## SHORT PROBLEM
The entire listing is to be repeated verbatim.

[Source records]
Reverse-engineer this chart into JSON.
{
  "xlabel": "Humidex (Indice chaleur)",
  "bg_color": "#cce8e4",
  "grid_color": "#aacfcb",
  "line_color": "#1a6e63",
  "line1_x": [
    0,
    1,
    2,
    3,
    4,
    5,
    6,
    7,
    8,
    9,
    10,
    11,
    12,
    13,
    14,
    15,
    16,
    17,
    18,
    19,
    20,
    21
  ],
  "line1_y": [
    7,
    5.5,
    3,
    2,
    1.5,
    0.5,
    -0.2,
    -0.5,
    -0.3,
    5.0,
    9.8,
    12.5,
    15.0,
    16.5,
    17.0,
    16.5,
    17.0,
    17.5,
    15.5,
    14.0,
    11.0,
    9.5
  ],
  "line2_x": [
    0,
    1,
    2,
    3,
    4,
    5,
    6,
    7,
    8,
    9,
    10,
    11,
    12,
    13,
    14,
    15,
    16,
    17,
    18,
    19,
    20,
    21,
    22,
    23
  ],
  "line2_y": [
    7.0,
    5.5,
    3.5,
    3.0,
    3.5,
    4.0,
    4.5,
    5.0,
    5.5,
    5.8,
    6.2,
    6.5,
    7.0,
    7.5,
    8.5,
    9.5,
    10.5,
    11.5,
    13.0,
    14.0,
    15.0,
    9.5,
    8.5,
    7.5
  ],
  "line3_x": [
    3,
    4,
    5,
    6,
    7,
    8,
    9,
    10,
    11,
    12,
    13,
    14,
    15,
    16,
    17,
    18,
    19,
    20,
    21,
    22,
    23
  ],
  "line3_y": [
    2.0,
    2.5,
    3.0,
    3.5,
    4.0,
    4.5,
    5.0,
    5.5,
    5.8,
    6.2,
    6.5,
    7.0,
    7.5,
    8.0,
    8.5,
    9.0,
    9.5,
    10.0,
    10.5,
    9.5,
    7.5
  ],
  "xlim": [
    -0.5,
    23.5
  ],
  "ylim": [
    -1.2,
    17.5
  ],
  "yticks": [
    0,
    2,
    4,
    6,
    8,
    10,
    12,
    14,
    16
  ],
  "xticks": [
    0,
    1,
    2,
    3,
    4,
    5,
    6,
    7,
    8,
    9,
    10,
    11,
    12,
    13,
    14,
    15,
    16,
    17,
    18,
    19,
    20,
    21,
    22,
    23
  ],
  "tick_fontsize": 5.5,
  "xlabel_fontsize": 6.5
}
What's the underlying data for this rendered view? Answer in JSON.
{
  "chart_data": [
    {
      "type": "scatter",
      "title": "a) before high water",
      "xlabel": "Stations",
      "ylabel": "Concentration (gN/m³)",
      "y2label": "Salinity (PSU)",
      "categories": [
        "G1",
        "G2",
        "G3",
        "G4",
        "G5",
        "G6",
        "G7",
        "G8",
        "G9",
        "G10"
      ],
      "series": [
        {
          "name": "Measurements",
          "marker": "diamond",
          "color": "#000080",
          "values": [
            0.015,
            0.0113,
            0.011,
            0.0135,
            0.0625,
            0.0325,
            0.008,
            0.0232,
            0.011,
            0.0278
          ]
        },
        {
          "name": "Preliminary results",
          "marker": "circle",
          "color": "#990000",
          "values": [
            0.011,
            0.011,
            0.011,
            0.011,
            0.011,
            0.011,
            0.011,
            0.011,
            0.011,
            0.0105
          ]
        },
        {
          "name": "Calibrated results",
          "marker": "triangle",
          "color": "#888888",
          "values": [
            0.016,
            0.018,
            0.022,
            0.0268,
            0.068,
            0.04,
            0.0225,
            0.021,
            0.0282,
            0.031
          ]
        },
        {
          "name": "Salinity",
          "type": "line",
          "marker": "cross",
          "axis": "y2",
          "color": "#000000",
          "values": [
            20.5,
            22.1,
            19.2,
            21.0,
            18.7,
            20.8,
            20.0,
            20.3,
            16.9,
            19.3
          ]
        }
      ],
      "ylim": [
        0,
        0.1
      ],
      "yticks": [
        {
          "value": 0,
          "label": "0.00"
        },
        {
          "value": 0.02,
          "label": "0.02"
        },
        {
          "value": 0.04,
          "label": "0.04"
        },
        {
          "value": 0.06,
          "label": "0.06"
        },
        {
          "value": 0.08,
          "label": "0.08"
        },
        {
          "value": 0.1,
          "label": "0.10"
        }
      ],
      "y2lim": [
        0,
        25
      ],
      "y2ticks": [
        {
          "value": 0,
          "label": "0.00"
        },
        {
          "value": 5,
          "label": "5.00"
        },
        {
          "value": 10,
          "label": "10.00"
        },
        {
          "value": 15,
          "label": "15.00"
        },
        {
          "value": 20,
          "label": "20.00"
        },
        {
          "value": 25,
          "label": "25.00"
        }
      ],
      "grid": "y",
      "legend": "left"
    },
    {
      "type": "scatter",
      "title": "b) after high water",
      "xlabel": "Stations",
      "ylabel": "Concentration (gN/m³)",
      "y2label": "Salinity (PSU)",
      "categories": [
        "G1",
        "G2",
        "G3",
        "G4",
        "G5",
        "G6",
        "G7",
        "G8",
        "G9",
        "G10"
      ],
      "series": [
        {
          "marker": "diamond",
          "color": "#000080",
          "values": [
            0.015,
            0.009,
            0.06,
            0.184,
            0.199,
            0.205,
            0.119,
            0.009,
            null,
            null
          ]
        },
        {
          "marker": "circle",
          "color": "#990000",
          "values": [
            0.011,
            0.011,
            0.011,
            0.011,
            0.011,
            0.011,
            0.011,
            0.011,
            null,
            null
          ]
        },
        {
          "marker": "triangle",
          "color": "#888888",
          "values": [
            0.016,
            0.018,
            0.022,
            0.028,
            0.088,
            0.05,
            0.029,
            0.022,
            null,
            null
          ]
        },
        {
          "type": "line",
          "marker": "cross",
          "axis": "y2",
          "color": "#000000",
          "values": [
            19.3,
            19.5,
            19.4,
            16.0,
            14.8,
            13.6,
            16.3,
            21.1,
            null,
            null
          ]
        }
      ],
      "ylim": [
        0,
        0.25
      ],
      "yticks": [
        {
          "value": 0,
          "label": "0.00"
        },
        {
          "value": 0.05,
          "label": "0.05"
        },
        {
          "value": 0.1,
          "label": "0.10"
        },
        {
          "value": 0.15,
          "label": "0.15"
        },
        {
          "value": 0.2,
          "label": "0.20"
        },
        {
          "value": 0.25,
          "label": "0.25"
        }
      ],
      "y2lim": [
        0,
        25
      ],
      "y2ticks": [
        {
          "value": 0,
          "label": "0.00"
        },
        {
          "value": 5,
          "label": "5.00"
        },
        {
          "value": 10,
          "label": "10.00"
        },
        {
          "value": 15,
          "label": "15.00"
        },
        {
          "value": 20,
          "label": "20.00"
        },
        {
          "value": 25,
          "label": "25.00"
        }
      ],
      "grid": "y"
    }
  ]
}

## RIGHT ANSWER
Reverse-engineer this chart into JSON.
{
  "xlabel": "Humidex (Indice chaleur)",
  "bg_color": "#cce8e4",
  "grid_color": "#aacfcb",
  "line_color": "#1a6e63",
  "line1_x": [
    0,
    1,
    2,
    3,
    4,
    5,
    6,
    7,
    8,
    9,
    10,
    11,
    12,
    13,
    14,
    15,
    16,
    17,
    18,
    19,
    20,
    21
  ],
  "line1_y": [
    7,
    5.5,
    3,
    2,
    1.5,
    0.5,
    -0.2,
    -0.5,
    -0.3,
    5.0,
    9.8,
    12.5,
    15.0,
    16.5,
    17.0,
    16.5,
    17.0,
    17.5,
    15.5,
    14.0,
    11.0,
    9.5
  ],
  "line2_x": [
    0,
    1,
    2,
    3,
    4,
    5,
    6,
    7,
    8,
    9,
    10,
    11,
    12,
    13,
    14,
    15,
    16,
    17,
    18,
    19,
    20,
    21,
    22,
    23
  ],
  "line2_y": [
    7.0,
    5.5,
    3.5,
    3.0,
    3.5,
    4.0,
    4.5,
    5.0,
    5.5,
    5.8,
    6.2,
    6.5,
    7.0,
    7.5,
    8.5,
    9.5,
    10.5,
    11.5,
    13.0,
    14.0,
    15.0,
    9.5,
    8.5,
    7.5
  ],
  "line3_x": [
    3,
    4,
    5,
    6,
    7,
    8,
    9,
    10,
    11,
    12,
    13,
    14,
    15,
    16,
    17,
    18,
    19,
    20,
    21,
    22,
    23
  ],
  "line3_y": [
    2.0,
    2.5,
    3.0,
    3.5,
    4.0,
    4.5,
    5.0,
    5.5,
    5.8,
    6.2,
    6.5,
    7.0,
    7.5,
    8.0,
    8.5,
    9.0,
    9.5,
    10.0,
    10.5,
    9.5,
    7.5
  ],
  "xlim": [
    -0.5,
    23.5
  ],
  "ylim": [
    -1.2,
    17.5
  ],
  "yticks": [
    0,
    2,
    4,
    6,
    8,
    10,
    12,
    14,
    16
  ],
  "xticks": [
    0,
    1,
    2,
    3,
    4,
    5,
    6,
    7,
    8,
    9,
    10,
    11,
    12,
    13,
    14,
    15,
    16,
    17,
    18,
    19,
    20,
    21,
    22,
    23
  ],
  "tick_fontsize": 5.5,
  "xlabel_fontsize": 6.5
}
What's the underlying data for this rendered view? Answer in JSON.
{
  "chart_data": [
    {
      "type": "scatter",
      "title": "a) before high water",
      "xlabel": "Stations",
      "ylabel": "Concentration (gN/m³)",
      "y2label": "Salinity (PSU)",
      "categories": [
        "G1",
        "G2",
        "G3",
        "G4",
        "G5",
        "G6",
        "G7",
        "G8",
        "G9",
        "G10"
      ],
      "series": [
        {
          "name": "Measurements",
          "marker": "diamond",
          "color": "#000080",
          "values": [
            0.015,
            0.0113,
            0.011,
            0.0135,
            0.0625,
            0.0325,
            0.008,
            0.0232,
            0.011,
            0.0278
          ]
        },
        {
          "name": "Preliminary results",
          "marker": "circle",
          "color": "#990000",
          "values": [
            0.011,
            0.011,
            0.011,
            0.011,
            0.011,
            0.011,
            0.011,
            0.011,
            0.011,
            0.0105
          ]
        },
        {
          "name": "Calibrated results",
          "marker": "triangle",
          "color": "#888888",
          "values": [
            0.016,
            0.018,
            0.022,
            0.0268,
            0.068,
            0.04,
            0.0225,
            0.021,
            0.0282,
            0.031
          ]
        },
        {
          "name": "Salinity",
          "type": "line",
          "marker": "cross",
          "axis": "y2",
          "color": "#000000",
          "values": [
            20.5,
            22.1,
            19.2,
            21.0,
            18.7,
            20.8,
            20.0,
            20.3,
            16.9,
            19.3
          ]
        }
      ],
      "ylim": [
        0,
        0.1
      ],
      "yticks": [
        {
          "value": 0,
          "label": "0.00"
        },
        {
          "value": 0.02,
          "label": "0.02"
        },
        {
          "value": 0.04,
          "label": "0.04"
        },
        {
          "value": 0.06,
          "label": "0.06"
        },
        {
          "value": 0.08,
          "label": "0.08"
        },
        {
          "value": 0.1,
          "label": "0.10"
        }
      ],
      "y2lim": [
        0,
        25
      ],
      "y2ticks": [
        {
          "value": 0,
          "label": "0.00"
        },
        {
          "value": 5,
          "label": "5.00"
        },
        {
          "value": 10,
          "label": "10.00"
        },
        {
          "value": 15,
          "label": "15.00"
        },
        {
          "value": 20,
          "label": "20.00"
        },
        {
          "value": 25,
          "label": "25.00"
        }
      ],
      "grid": "y",
      "legend": "left"
    },
    {
      "type": "scatter",
      "title": "b) after high water",
      "xlabel": "Stations",
      "ylabel": "Concentration (gN/m³)",
      "y2label": "Salinity (PSU)",
      "categories": [
        "G1",
        "G2",
        "G3",
        "G4",
        "G5",
        "G6",
        "G7",
        "G8",
        "G9",
        "G10"
      ],
      "series": [
        {
          "marker": "diamond",
          "color": "#000080",
          "values": [
            0.015,
            0.009,
            0.06,
            0.184,
            0.199,
            0.205,
            0.119,
            0.009,
            null,
            null
          ]
        },
        {
          "marker": "circle",
          "color": "#990000",
          "values": [
            0.011,
            0.011,
            0.011,
            0.011,
            0.011,
            0.011,
            0.011,
            0.011,
            null,
            null
          ]
        },
        {
          "marker": "triangle",
          "color": "#888888",
          "values": [
            0.016,
            0.018,
            0.022,
            0.028,
            0.088,
            0.05,
            0.029,
            0.022,
            null,
            null
          ]
        },
        {
          "type": "line",
          "marker": "cross",
          "axis": "y2",
          "color": "#000000",
          "values": [
            19.3,
            19.5,
            19.4,
            16.0,
            14.8,
            13.6,
            16.3,
            21.1,
            null,
            null
          ]
        }
      ],
      "ylim": [
        0,
        0.25
      ],
      "yticks": [
        {
          "value": 0,
          "label": "0.00"
        },
        {
          "value": 0.05,
          "label": "0.05"
        },
        {
          "value": 0.1,
          "label": "0.10"
        },
        {
          "value": 0.15,
          "label": "0.15"
        },
        {
          "value": 0.2,
          "label": "0.20"
        },
        {
          "value": 0.25,
          "label": "0.25"
        }
      ],
      "y2lim": [
        0,
        25
      ],
      "y2ticks": [
        {
          "value": 0,
          "label": "0.00"
        },
        {
          "value": 5,
          "label": "5.00"
        },
        {
          "value": 10,
          "label": "10.00"
        },
        {
          "value": 15,
          "label": "15.00"
        },
        {
          "value": 20,
          "label": "20.00"
        },
        {
          "value": 25,
          "label": "25.00"
        }
      ],
      "grid": "y"
    }
  ]
}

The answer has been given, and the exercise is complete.